== Set exercise ==
Set down each entry exactly as given; pictures should not appear in the copy.

== Input data ==

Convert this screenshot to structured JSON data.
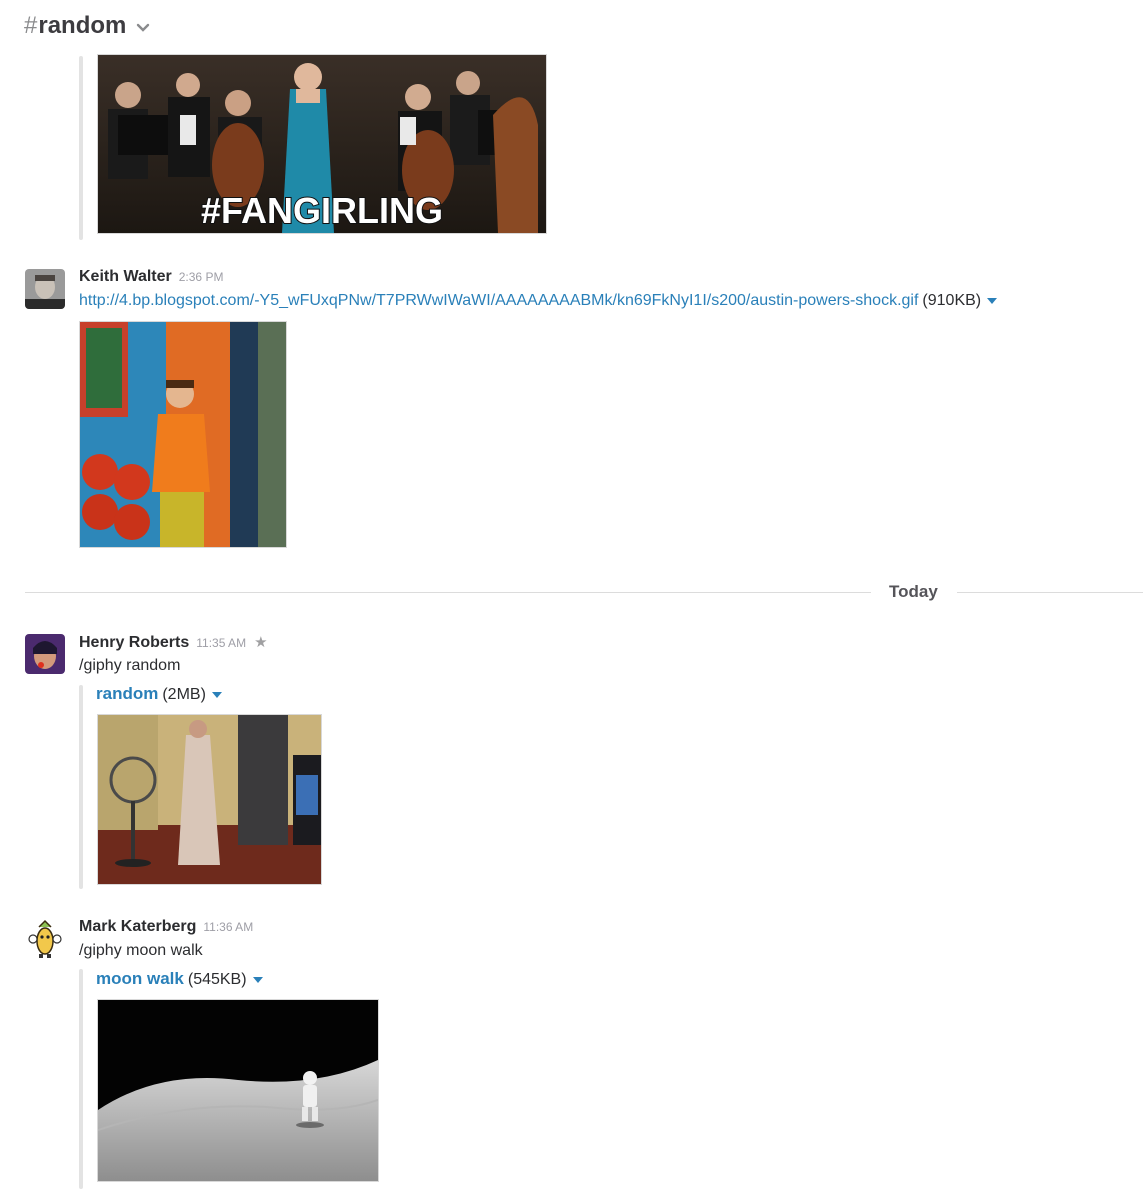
{
  "channel": {
    "hash": "#",
    "name": "random"
  },
  "top_attachment": {
    "caption": "#FANGIRLING"
  },
  "messages": [
    {
      "sender": "Keith Walter",
      "time": "2:36 PM",
      "link": "http://4.bp.blogspot.com/-Y5_wFUxqPNw/T7PRWwIWaWI/AAAAAAAABMk/kn69FkNyI1I/s200/austin-powers-shock.gif",
      "size": "(910KB)"
    },
    {
      "sender": "Henry Roberts",
      "time": "11:35 AM",
      "text": "/giphy random",
      "attachment_title": "random",
      "size": "(2MB)"
    },
    {
      "sender": "Mark Katerberg",
      "time": "11:36 AM",
      "text": "/giphy moon walk",
      "attachment_title": "moon walk",
      "size": "(545KB)"
    }
  ],
  "day_divider": "Today",
  "icons": [
    "chevron-down-icon",
    "star-icon",
    "dropdown-caret-icon"
  ],
  "colors": {
    "link": "#2a80b9",
    "timestamp": "#9e9ea6",
    "divider": "#dcdcdc"
  }
}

== Correct result ==
Convert this screenshot to structured JSON data.
{
  "channel": {
    "hash": "#",
    "name": "random"
  },
  "top_attachment": {
    "caption": "#FANGIRLING"
  },
  "messages": [
    {
      "sender": "Keith Walter",
      "time": "2:36 PM",
      "link": "http://4.bp.blogspot.com/-Y5_wFUxqPNw/T7PRWwIWaWI/AAAAAAAABMk/kn69FkNyI1I/s200/austin-powers-shock.gif",
      "size": "(910KB)"
    },
    {
      "sender": "Henry Roberts",
      "time": "11:35 AM",
      "text": "/giphy random",
      "attachment_title": "random",
      "size": "(2MB)"
    },
    {
      "sender": "Mark Katerberg",
      "time": "11:36 AM",
      "text": "/giphy moon walk",
      "attachment_title": "moon walk",
      "size": "(545KB)"
    }
  ],
  "day_divider": "Today",
  "icons": [
    "chevron-down-icon",
    "star-icon",
    "dropdown-caret-icon"
  ],
  "colors": {
    "link": "#2a80b9",
    "timestamp": "#9e9ea6",
    "divider": "#dcdcdc"
  }
}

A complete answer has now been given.